__Instructions to follow__.
Pictures stay out of your copy, but everything else in the records below must be repeated exactly.
— start of Extracted material —
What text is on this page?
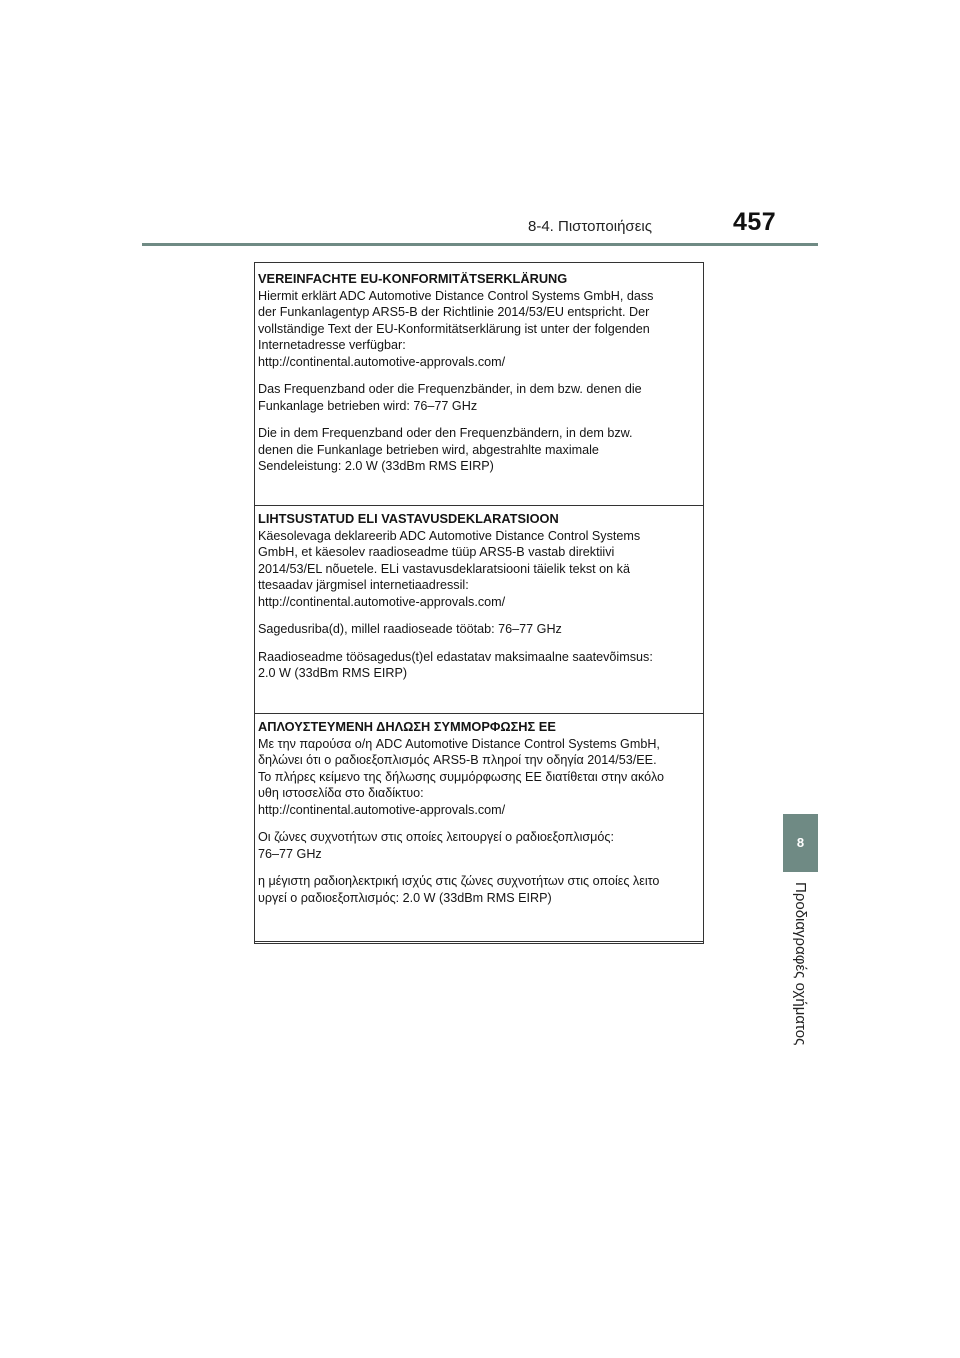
8-4. Πιστοποιήσεις	457
8
Προδιαγραφές οχήματος
VEREINFACHTE EU-KONFORMITÄTSERKLÄRUNG
Hiermit erklärt ADC Automotive Distance Control Systems GmbH, dass
der Funkanlagentyp ARS5-B der Richtlinie 2014/53/EU entspricht. Der
vollständige Text der EU-Konformitätserklärung ist unter der folgenden
Internetadresse verfügbar:
http://continental.automotive-approvals.com/
Das Frequenzband oder die Frequenzbänder, in dem bzw. denen die
Funkanlage betrieben wird: 76–77 GHz
Die in dem Frequenzband oder den Frequenzbändern, in dem bzw.
denen die Funkanlage betrieben wird, abgestrahlte maximale
Sendeleistung: 2.0 W (33dBm RMS EIRP)
LIHTSUSTATUD ELI VASTAVUSDEKLARATSIOON
Käesolevaga deklareerib ADC Automotive Distance Control Systems
GmbH, et käesolev raadioseadme tüüp ARS5-B vastab direktiivi
2014/53/EL nõuetele. ELi vastavusdeklaratsiooni täielik tekst on kä
ttesaadav järgmisel internetiaadressil:
http://continental.automotive-approvals.com/
Sagedusriba(d), millel raadioseade töötab: 76–77 GHz
Raadioseadme töösagedus(t)el edastatav maksimaalne saatevõimsus:
2.0 W (33dBm RMS EIRP)
ΑΠΛΟΥΣΤΕΥΜΕΝΗ ΔΗΛΩΣΗ ΣΥΜΜΟΡΦΩΣΗΣ ΕΕ
Με την παρούσα ο/η ADC Automotive Distance Control Systems GmbH,
δηλώνει ότι ο ραδιοεξοπλισμός ARS5-B πληροί την οδηγία 2014/53/ΕΕ.
Το πλήρες κείμενο της δήλωσης συμμόρφωσης ΕΕ διατίθεται στην ακόλο
υθη ιστοσελίδα στο διαδίκτυο:
http://continental.automotive-approvals.com/
Οι ζώνες συχνοτήτων στις οποίες λειτουργεί ο ραδιοεξοπλισμός:
76–77 GHz
η μέγιστη ραδιοηλεκτρική ισχύς στις ζώνες συχνοτήτων στις οποίες λειτο
υργεί ο ραδιοεξοπλισμός: 2.0 W (33dBm RMS EIRP)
— end of Extracted material —
__Answer for this exercise__.
What text is on this page?
8-4. Πιστοποιήσεις	457
8
Προδιαγραφές οχήματος
VEREINFACHTE EU-KONFORMITÄTSERKLÄRUNG
Hiermit erklärt ADC Automotive Distance Control Systems GmbH, dass
der Funkanlagentyp ARS5-B der Richtlinie 2014/53/EU entspricht. Der
vollständige Text der EU-Konformitätserklärung ist unter der folgenden
Internetadresse verfügbar:
http://continental.automotive-approvals.com/
Das Frequenzband oder die Frequenzbänder, in dem bzw. denen die
Funkanlage betrieben wird: 76–77 GHz
Die in dem Frequenzband oder den Frequenzbändern, in dem bzw.
denen die Funkanlage betrieben wird, abgestrahlte maximale
Sendeleistung: 2.0 W (33dBm RMS EIRP)
LIHTSUSTATUD ELI VASTAVUSDEKLARATSIOON
Käesolevaga deklareerib ADC Automotive Distance Control Systems
GmbH, et käesolev raadioseadme tüüp ARS5-B vastab direktiivi
2014/53/EL nõuetele. ELi vastavusdeklaratsiooni täielik tekst on kä
ttesaadav järgmisel internetiaadressil:
http://continental.automotive-approvals.com/
Sagedusriba(d), millel raadioseade töötab: 76–77 GHz
Raadioseadme töösagedus(t)el edastatav maksimaalne saatevõimsus:
2.0 W (33dBm RMS EIRP)
ΑΠΛΟΥΣΤΕΥΜΕΝΗ ΔΗΛΩΣΗ ΣΥΜΜΟΡΦΩΣΗΣ ΕΕ
Με την παρούσα ο/η ADC Automotive Distance Control Systems GmbH,
δηλώνει ότι ο ραδιοεξοπλισμός ARS5-B πληροί την οδηγία 2014/53/ΕΕ.
Το πλήρες κείμενο της δήλωσης συμμόρφωσης ΕΕ διατίθεται στην ακόλο
υθη ιστοσελίδα στο διαδίκτυο:
http://continental.automotive-approvals.com/
Οι ζώνες συχνοτήτων στις οποίες λειτουργεί ο ραδιοεξοπλισμός:
76–77 GHz
η μέγιστη ραδιοηλεκτρική ισχύς στις ζώνες συχνοτήτων στις οποίες λειτο
υργεί ο ραδιοεξοπλισμός: 2.0 W (33dBm RMS EIRP)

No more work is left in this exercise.